> [Stated goal]
Transcribe the material in full, exactly as written.

> [Data shown]
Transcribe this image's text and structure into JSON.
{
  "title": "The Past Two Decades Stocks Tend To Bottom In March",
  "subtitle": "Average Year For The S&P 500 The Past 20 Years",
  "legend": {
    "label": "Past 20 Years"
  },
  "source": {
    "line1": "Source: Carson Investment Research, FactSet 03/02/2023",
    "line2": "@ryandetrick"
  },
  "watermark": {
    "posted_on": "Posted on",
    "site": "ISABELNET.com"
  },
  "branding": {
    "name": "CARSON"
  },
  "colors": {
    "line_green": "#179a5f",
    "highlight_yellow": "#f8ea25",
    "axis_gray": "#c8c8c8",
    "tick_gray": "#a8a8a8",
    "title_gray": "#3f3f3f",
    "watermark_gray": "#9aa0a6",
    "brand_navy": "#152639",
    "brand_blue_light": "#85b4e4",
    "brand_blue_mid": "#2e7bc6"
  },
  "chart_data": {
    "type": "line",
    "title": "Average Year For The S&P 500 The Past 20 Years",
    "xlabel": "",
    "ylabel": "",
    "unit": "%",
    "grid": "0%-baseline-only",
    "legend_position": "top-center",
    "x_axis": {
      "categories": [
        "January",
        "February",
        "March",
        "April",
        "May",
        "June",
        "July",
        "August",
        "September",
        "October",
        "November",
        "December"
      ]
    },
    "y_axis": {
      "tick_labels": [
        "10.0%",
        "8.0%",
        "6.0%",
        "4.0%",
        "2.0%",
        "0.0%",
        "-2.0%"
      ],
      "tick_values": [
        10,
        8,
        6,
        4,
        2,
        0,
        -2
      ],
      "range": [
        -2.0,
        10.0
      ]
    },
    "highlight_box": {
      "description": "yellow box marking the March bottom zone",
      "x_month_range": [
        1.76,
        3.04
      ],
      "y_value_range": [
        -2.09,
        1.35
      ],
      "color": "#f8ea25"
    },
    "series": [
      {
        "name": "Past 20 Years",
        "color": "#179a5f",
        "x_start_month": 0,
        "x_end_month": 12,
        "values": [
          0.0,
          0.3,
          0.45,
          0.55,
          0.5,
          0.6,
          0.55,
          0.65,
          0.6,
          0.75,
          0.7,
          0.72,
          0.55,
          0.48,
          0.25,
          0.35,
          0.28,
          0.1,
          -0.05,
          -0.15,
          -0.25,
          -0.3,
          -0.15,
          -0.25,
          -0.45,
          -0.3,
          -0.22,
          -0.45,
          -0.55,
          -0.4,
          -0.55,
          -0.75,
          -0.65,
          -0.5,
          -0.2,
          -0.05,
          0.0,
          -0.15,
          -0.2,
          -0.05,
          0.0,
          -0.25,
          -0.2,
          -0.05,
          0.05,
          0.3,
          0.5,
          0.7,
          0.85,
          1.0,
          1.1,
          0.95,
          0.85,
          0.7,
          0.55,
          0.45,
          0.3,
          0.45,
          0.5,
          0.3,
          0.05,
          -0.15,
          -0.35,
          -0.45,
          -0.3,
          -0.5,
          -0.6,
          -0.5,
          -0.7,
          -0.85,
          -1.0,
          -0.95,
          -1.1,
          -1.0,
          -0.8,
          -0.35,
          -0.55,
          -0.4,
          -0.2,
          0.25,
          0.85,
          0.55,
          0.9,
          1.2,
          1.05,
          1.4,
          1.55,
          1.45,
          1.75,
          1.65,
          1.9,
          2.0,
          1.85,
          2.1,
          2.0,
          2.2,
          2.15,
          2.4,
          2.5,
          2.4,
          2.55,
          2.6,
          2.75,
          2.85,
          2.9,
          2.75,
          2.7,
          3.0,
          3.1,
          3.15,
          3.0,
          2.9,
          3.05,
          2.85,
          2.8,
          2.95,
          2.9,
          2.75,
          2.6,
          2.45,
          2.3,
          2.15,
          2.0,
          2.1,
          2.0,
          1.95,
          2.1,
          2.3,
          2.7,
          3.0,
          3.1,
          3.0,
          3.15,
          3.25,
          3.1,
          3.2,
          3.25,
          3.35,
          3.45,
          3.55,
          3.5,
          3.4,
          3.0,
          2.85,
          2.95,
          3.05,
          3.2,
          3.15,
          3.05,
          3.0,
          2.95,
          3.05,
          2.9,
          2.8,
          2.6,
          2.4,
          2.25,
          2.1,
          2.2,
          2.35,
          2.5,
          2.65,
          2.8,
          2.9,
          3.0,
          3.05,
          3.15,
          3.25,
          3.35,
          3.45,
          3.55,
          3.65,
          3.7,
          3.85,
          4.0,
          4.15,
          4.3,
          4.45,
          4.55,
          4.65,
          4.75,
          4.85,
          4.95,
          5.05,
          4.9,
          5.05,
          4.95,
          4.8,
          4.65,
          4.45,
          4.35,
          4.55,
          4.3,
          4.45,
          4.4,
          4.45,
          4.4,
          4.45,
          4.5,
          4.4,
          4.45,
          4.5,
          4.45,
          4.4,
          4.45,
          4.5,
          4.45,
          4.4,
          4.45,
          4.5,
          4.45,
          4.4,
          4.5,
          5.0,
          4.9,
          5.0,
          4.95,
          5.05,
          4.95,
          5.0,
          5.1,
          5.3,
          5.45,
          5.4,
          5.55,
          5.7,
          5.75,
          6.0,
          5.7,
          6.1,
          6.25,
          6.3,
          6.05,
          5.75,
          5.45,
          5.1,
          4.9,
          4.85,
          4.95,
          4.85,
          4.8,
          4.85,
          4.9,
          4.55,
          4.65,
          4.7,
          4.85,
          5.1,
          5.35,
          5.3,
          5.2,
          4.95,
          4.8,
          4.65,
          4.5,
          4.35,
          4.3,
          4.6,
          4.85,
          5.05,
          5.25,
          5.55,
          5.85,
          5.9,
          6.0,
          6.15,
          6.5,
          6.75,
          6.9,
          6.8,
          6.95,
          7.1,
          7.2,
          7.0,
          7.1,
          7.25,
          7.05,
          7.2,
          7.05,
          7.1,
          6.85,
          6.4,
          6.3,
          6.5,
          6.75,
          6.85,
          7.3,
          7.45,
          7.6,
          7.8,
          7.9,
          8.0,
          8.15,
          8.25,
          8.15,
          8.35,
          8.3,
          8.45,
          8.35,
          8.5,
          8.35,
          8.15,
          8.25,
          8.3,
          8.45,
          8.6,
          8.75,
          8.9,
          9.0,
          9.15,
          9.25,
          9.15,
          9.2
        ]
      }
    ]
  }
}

> [Reply to the task]
Transcribe this image's text and structure into JSON.
{
  "title": "The Past Two Decades Stocks Tend To Bottom In March",
  "subtitle": "Average Year For The S&P 500 The Past 20 Years",
  "legend": {
    "label": "Past 20 Years"
  },
  "source": {
    "line1": "Source: Carson Investment Research, FactSet 03/02/2023",
    "line2": "@ryandetrick"
  },
  "watermark": {
    "posted_on": "Posted on",
    "site": "ISABELNET.com"
  },
  "branding": {
    "name": "CARSON"
  },
  "colors": {
    "line_green": "#179a5f",
    "highlight_yellow": "#f8ea25",
    "axis_gray": "#c8c8c8",
    "tick_gray": "#a8a8a8",
    "title_gray": "#3f3f3f",
    "watermark_gray": "#9aa0a6",
    "brand_navy": "#152639",
    "brand_blue_light": "#85b4e4",
    "brand_blue_mid": "#2e7bc6"
  },
  "chart_data": {
    "type": "line",
    "title": "Average Year For The S&P 500 The Past 20 Years",
    "xlabel": "",
    "ylabel": "",
    "unit": "%",
    "grid": "0%-baseline-only",
    "legend_position": "top-center",
    "x_axis": {
      "categories": [
        "January",
        "February",
        "March",
        "April",
        "May",
        "June",
        "July",
        "August",
        "September",
        "October",
        "November",
        "December"
      ]
    },
    "y_axis": {
      "tick_labels": [
        "10.0%",
        "8.0%",
        "6.0%",
        "4.0%",
        "2.0%",
        "0.0%",
        "-2.0%"
      ],
      "tick_values": [
        10,
        8,
        6,
        4,
        2,
        0,
        -2
      ],
      "range": [
        -2.0,
        10.0
      ]
    },
    "highlight_box": {
      "description": "yellow box marking the March bottom zone",
      "x_month_range": [
        1.76,
        3.04
      ],
      "y_value_range": [
        -2.09,
        1.35
      ],
      "color": "#f8ea25"
    },
    "series": [
      {
        "name": "Past 20 Years",
        "color": "#179a5f",
        "x_start_month": 0,
        "x_end_month": 12,
        "values": [
          0.0,
          0.3,
          0.45,
          0.55,
          0.5,
          0.6,
          0.55,
          0.65,
          0.6,
          0.75,
          0.7,
          0.72,
          0.55,
          0.48,
          0.25,
          0.35,
          0.28,
          0.1,
          -0.05,
          -0.15,
          -0.25,
          -0.3,
          -0.15,
          -0.25,
          -0.45,
          -0.3,
          -0.22,
          -0.45,
          -0.55,
          -0.4,
          -0.55,
          -0.75,
          -0.65,
          -0.5,
          -0.2,
          -0.05,
          0.0,
          -0.15,
          -0.2,
          -0.05,
          0.0,
          -0.25,
          -0.2,
          -0.05,
          0.05,
          0.3,
          0.5,
          0.7,
          0.85,
          1.0,
          1.1,
          0.95,
          0.85,
          0.7,
          0.55,
          0.45,
          0.3,
          0.45,
          0.5,
          0.3,
          0.05,
          -0.15,
          -0.35,
          -0.45,
          -0.3,
          -0.5,
          -0.6,
          -0.5,
          -0.7,
          -0.85,
          -1.0,
          -0.95,
          -1.1,
          -1.0,
          -0.8,
          -0.35,
          -0.55,
          -0.4,
          -0.2,
          0.25,
          0.85,
          0.55,
          0.9,
          1.2,
          1.05,
          1.4,
          1.55,
          1.45,
          1.75,
          1.65,
          1.9,
          2.0,
          1.85,
          2.1,
          2.0,
          2.2,
          2.15,
          2.4,
          2.5,
          2.4,
          2.55,
          2.6,
          2.75,
          2.85,
          2.9,
          2.75,
          2.7,
          3.0,
          3.1,
          3.15,
          3.0,
          2.9,
          3.05,
          2.85,
          2.8,
          2.95,
          2.9,
          2.75,
          2.6,
          2.45,
          2.3,
          2.15,
          2.0,
          2.1,
          2.0,
          1.95,
          2.1,
          2.3,
          2.7,
          3.0,
          3.1,
          3.0,
          3.15,
          3.25,
          3.1,
          3.2,
          3.25,
          3.35,
          3.45,
          3.55,
          3.5,
          3.4,
          3.0,
          2.85,
          2.95,
          3.05,
          3.2,
          3.15,
          3.05,
          3.0,
          2.95,
          3.05,
          2.9,
          2.8,
          2.6,
          2.4,
          2.25,
          2.1,
          2.2,
          2.35,
          2.5,
          2.65,
          2.8,
          2.9,
          3.0,
          3.05,
          3.15,
          3.25,
          3.35,
          3.45,
          3.55,
          3.65,
          3.7,
          3.85,
          4.0,
          4.15,
          4.3,
          4.45,
          4.55,
          4.65,
          4.75,
          4.85,
          4.95,
          5.05,
          4.9,
          5.05,
          4.95,
          4.8,
          4.65,
          4.45,
          4.35,
          4.55,
          4.3,
          4.45,
          4.4,
          4.45,
          4.4,
          4.45,
          4.5,
          4.4,
          4.45,
          4.5,
          4.45,
          4.4,
          4.45,
          4.5,
          4.45,
          4.4,
          4.45,
          4.5,
          4.45,
          4.4,
          4.5,
          5.0,
          4.9,
          5.0,
          4.95,
          5.05,
          4.95,
          5.0,
          5.1,
          5.3,
          5.45,
          5.4,
          5.55,
          5.7,
          5.75,
          6.0,
          5.7,
          6.1,
          6.25,
          6.3,
          6.05,
          5.75,
          5.45,
          5.1,
          4.9,
          4.85,
          4.95,
          4.85,
          4.8,
          4.85,
          4.9,
          4.55,
          4.65,
          4.7,
          4.85,
          5.1,
          5.35,
          5.3,
          5.2,
          4.95,
          4.8,
          4.65,
          4.5,
          4.35,
          4.3,
          4.6,
          4.85,
          5.05,
          5.25,
          5.55,
          5.85,
          5.9,
          6.0,
          6.15,
          6.5,
          6.75,
          6.9,
          6.8,
          6.95,
          7.1,
          7.2,
          7.0,
          7.1,
          7.25,
          7.05,
          7.2,
          7.05,
          7.1,
          6.85,
          6.4,
          6.3,
          6.5,
          6.75,
          6.85,
          7.3,
          7.45,
          7.6,
          7.8,
          7.9,
          8.0,
          8.15,
          8.25,
          8.15,
          8.35,
          8.3,
          8.45,
          8.35,
          8.5,
          8.35,
          8.15,
          8.25,
          8.3,
          8.45,
          8.6,
          8.75,
          8.9,
          9.0,
          9.15,
          9.25,
          9.15,
          9.2
        ]
      }
    ]
  }
}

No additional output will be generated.